→ **Set problem**: Reproduce all of the data that follows, character for character.

→ **Information shown**:
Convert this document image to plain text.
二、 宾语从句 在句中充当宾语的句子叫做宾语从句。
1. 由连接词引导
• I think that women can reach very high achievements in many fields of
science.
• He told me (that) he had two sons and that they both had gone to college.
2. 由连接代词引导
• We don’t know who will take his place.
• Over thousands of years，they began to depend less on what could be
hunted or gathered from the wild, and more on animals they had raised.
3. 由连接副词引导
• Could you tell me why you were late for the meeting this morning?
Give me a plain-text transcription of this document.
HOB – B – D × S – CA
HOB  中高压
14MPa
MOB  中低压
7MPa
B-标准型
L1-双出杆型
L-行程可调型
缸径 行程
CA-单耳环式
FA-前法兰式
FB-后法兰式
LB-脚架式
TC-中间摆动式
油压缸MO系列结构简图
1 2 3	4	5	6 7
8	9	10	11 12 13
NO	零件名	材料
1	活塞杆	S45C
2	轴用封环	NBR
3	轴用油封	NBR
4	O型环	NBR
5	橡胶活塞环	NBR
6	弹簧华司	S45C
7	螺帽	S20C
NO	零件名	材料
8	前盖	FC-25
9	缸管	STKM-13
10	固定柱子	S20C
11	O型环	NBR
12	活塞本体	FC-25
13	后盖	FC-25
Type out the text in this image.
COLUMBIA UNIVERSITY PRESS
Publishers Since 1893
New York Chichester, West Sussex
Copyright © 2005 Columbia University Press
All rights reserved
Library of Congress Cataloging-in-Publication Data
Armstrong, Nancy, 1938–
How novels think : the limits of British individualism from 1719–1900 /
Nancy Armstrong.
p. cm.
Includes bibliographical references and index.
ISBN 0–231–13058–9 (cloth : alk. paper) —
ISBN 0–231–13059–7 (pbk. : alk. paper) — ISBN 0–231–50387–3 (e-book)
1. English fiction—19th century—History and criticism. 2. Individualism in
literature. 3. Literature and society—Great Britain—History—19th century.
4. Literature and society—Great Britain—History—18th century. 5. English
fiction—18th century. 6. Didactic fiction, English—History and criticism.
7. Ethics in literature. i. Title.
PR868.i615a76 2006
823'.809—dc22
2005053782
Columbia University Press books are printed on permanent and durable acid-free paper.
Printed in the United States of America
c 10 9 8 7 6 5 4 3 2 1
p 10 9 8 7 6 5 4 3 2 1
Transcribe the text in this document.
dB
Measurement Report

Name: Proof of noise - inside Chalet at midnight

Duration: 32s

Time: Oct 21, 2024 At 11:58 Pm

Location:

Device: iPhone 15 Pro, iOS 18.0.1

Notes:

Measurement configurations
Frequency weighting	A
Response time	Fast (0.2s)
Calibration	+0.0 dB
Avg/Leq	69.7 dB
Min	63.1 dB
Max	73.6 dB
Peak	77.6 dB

→ **Response to this exercise**:
Convert this document image to plain text.
二、 宾语从句 在句中充当宾语的句子叫做宾语从句。
1. 由连接词引导
• I think that women can reach very high achievements in many fields of
science.
• He told me (that) he had two sons and that they both had gone to college.
2. 由连接代词引导
• We don’t know who will take his place.
• Over thousands of years，they began to depend less on what could be
hunted or gathered from the wild, and more on animals they had raised.
3. 由连接副词引导
• Could you tell me why you were late for the meeting this morning?
Give me a plain-text transcription of this document.
HOB – B – D × S – CA
HOB  中高压
14MPa
MOB  中低压
7MPa
B-标准型
L1-双出杆型
L-行程可调型
缸径 行程
CA-单耳环式
FA-前法兰式
FB-后法兰式
LB-脚架式
TC-中间摆动式
油压缸MO系列结构简图
1 2 3	4	5	6 7
8	9	10	11 12 13
NO	零件名	材料
1	活塞杆	S45C
2	轴用封环	NBR
3	轴用油封	NBR
4	O型环	NBR
5	橡胶活塞环	NBR
6	弹簧华司	S45C
7	螺帽	S20C
NO	零件名	材料
8	前盖	FC-25
9	缸管	STKM-13
10	固定柱子	S20C
11	O型环	NBR
12	活塞本体	FC-25
13	后盖	FC-25
Type out the text in this image.
COLUMBIA UNIVERSITY PRESS
Publishers Since 1893
New York Chichester, West Sussex
Copyright © 2005 Columbia University Press
All rights reserved
Library of Congress Cataloging-in-Publication Data
Armstrong, Nancy, 1938–
How novels think : the limits of British individualism from 1719–1900 /
Nancy Armstrong.
p. cm.
Includes bibliographical references and index.
ISBN 0–231–13058–9 (cloth : alk. paper) —
ISBN 0–231–13059–7 (pbk. : alk. paper) — ISBN 0–231–50387–3 (e-book)
1. English fiction—19th century—History and criticism. 2. Individualism in
literature. 3. Literature and society—Great Britain—History—19th century.
4. Literature and society—Great Britain—History—18th century. 5. English
fiction—18th century. 6. Didactic fiction, English—History and criticism.
7. Ethics in literature. i. Title.
PR868.i615a76 2006
823'.809—dc22
2005053782
Columbia University Press books are printed on permanent and durable acid-free paper.
Printed in the United States of America
c 10 9 8 7 6 5 4 3 2 1
p 10 9 8 7 6 5 4 3 2 1
Transcribe the text in this document.
dB
Measurement Report

Name: Proof of noise - inside Chalet at midnight

Duration: 32s

Time: Oct 21, 2024 At 11:58 Pm

Location:

Device: iPhone 15 Pro, iOS 18.0.1

Notes:

Measurement configurations
Frequency weighting	A
Response time	Fast (0.2s)
Calibration	+0.0 dB
Avg/Leq	69.7 dB
Min	63.1 dB
Max	73.6 dB
Peak	77.6 dB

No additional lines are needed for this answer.